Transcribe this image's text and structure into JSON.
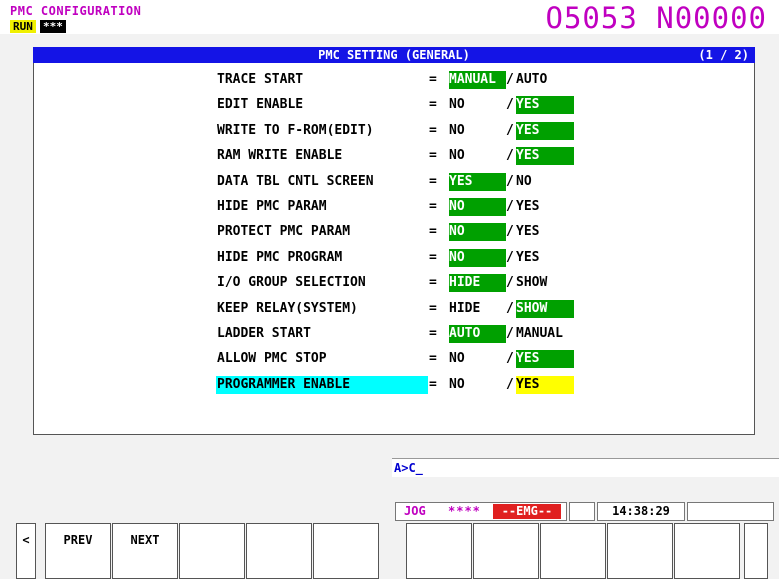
{
  "header": {
    "screen_title": "PMC CONFIGURATION",
    "run_status": "RUN",
    "alarm_status": "***",
    "program_number": "O5053 N00000"
  },
  "panel": {
    "title": "PMC SETTING (GENERAL)",
    "page": "(1 / 2)",
    "rows": [
      {
        "label": "TRACE START",
        "eq": "=",
        "opt1": "MANUAL",
        "sep": "/",
        "opt2": "AUTO",
        "selected": 1,
        "focused": false
      },
      {
        "label": "EDIT ENABLE",
        "eq": "=",
        "opt1": "NO",
        "sep": "/",
        "opt2": "YES",
        "selected": 2,
        "focused": false
      },
      {
        "label": "WRITE TO F-ROM(EDIT)",
        "eq": "=",
        "opt1": "NO",
        "sep": "/",
        "opt2": "YES",
        "selected": 2,
        "focused": false
      },
      {
        "label": "RAM WRITE ENABLE",
        "eq": "=",
        "opt1": "NO",
        "sep": "/",
        "opt2": "YES",
        "selected": 2,
        "focused": false
      },
      {
        "label": "DATA TBL CNTL SCREEN",
        "eq": "=",
        "opt1": "YES",
        "sep": "/",
        "opt2": "NO",
        "selected": 1,
        "focused": false
      },
      {
        "label": "HIDE PMC PARAM",
        "eq": "=",
        "opt1": "NO",
        "sep": "/",
        "opt2": "YES",
        "selected": 1,
        "focused": false
      },
      {
        "label": "PROTECT PMC PARAM",
        "eq": "=",
        "opt1": "NO",
        "sep": "/",
        "opt2": "YES",
        "selected": 1,
        "focused": false
      },
      {
        "label": "HIDE PMC PROGRAM",
        "eq": "=",
        "opt1": "NO",
        "sep": "/",
        "opt2": "YES",
        "selected": 1,
        "focused": false
      },
      {
        "label": "I/O GROUP SELECTION",
        "eq": "=",
        "opt1": "HIDE",
        "sep": "/",
        "opt2": "SHOW",
        "selected": 1,
        "focused": false
      },
      {
        "label": "KEEP RELAY(SYSTEM)",
        "eq": "=",
        "opt1": "HIDE",
        "sep": "/",
        "opt2": "SHOW",
        "selected": 2,
        "focused": false
      },
      {
        "label": "LADDER START",
        "eq": "=",
        "opt1": "AUTO",
        "sep": "/",
        "opt2": "MANUAL",
        "selected": 1,
        "focused": false
      },
      {
        "label": "ALLOW PMC STOP",
        "eq": "=",
        "opt1": "NO",
        "sep": "/",
        "opt2": "YES",
        "selected": 2,
        "focused": false
      },
      {
        "label": "PROGRAMMER ENABLE",
        "eq": "=",
        "opt1": "NO",
        "sep": "/",
        "opt2": "YES",
        "selected": 2,
        "focused": true
      }
    ]
  },
  "input_line": "A>C_",
  "mode_status": {
    "mode": "JOG",
    "stars": "****",
    "emg": "--EMG--",
    "time": "14:38:29"
  },
  "softkeys": {
    "left_arrow": "<",
    "keys": [
      "PREV",
      "NEXT",
      "",
      "",
      "",
      "",
      "",
      "",
      "",
      "",
      ""
    ]
  },
  "colors": {
    "selected_bg": "#00a000",
    "focus_label_bg": "#00ffff",
    "focus_value_bg": "#ffff00",
    "header_bar": "#1414e6",
    "title_magenta": "#c000c0"
  }
}
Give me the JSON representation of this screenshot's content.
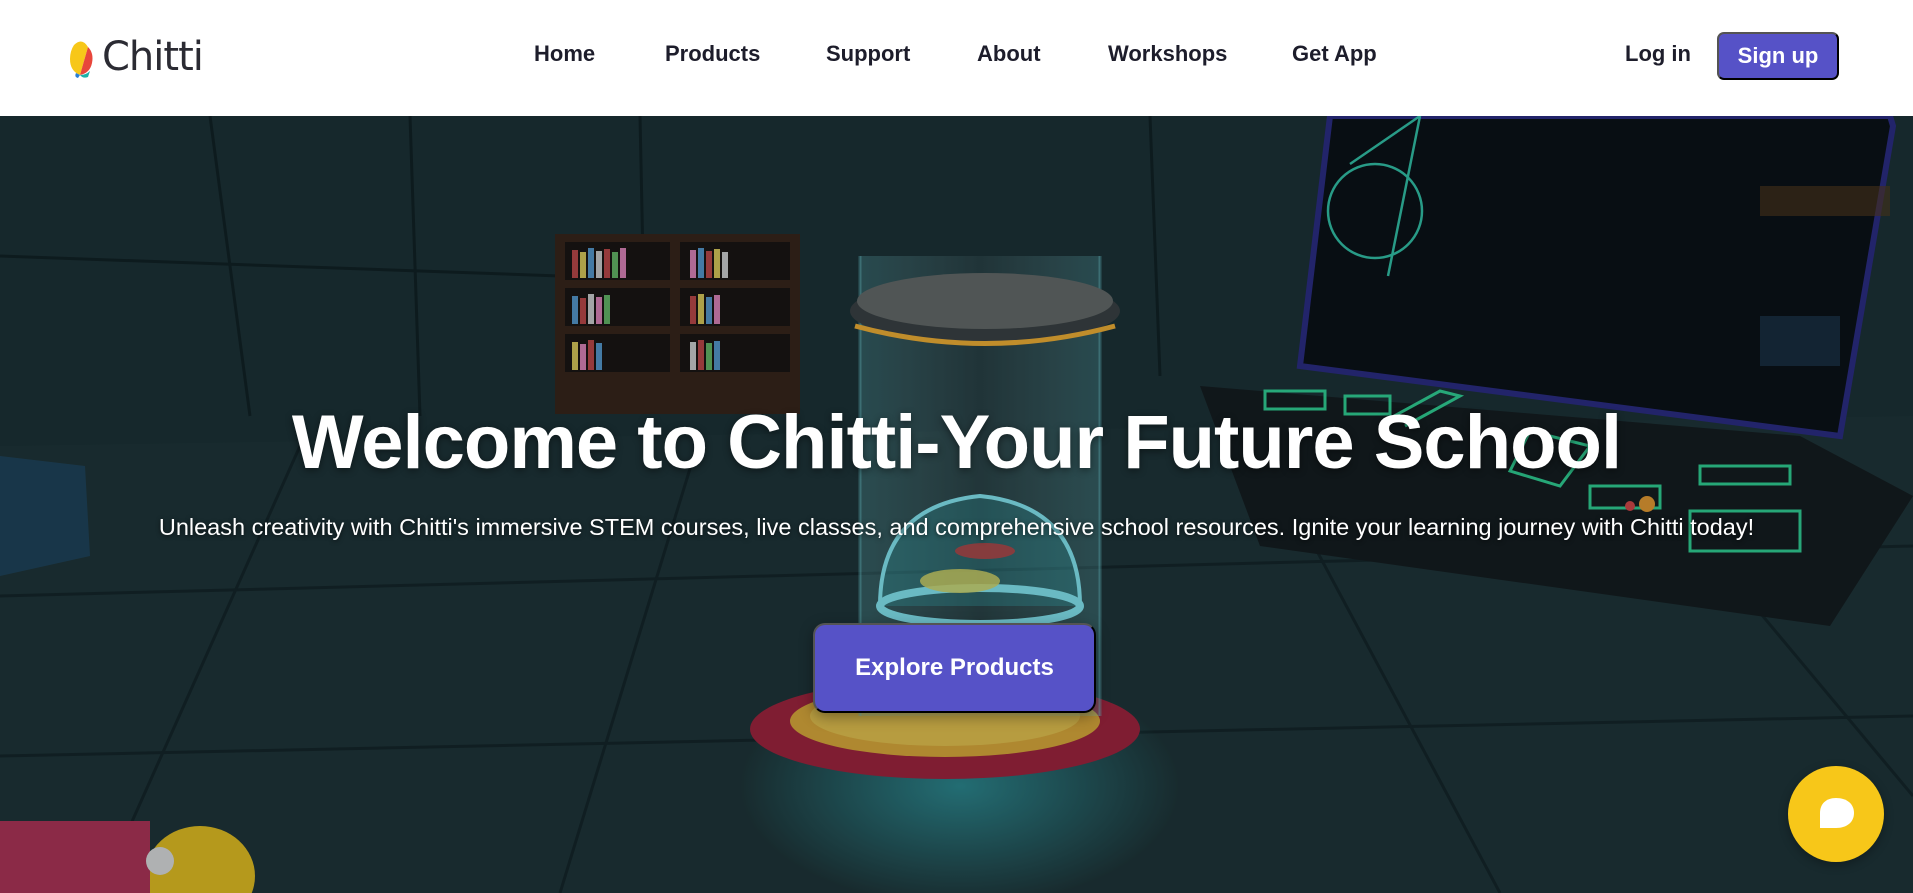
{
  "brand": {
    "name": "Chitti",
    "colors": {
      "primary": "#5652c7",
      "chat": "#f7c719",
      "logo_yellow": "#f7c719",
      "logo_red": "#e8463b",
      "logo_blue": "#2a7fd5",
      "logo_teal": "#1bb3a8"
    }
  },
  "nav": {
    "items": [
      {
        "label": "Home"
      },
      {
        "label": "Products"
      },
      {
        "label": "Support"
      },
      {
        "label": "About"
      },
      {
        "label": "Workshops"
      },
      {
        "label": "Get App"
      }
    ],
    "login_label": "Log in",
    "signup_label": "Sign up"
  },
  "hero": {
    "title": "Welcome to Chitti-Your Future School",
    "subtitle": "Unleash creativity with Chitti's immersive STEM courses, live classes, and comprehensive school resources. Ignite your learning journey with Chitti today!",
    "cta_label": "Explore Products",
    "background": "3D futuristic classroom scene with glowing holographic capsule, bookshelf and control console"
  },
  "chat": {
    "icon": "chat-bubble-icon"
  }
}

▶ TASK INSTRUCTIONS
Each line of the material above either contains the word "PARAM" or does not; state how many do, and nothing else.

▶ OUTPUT
2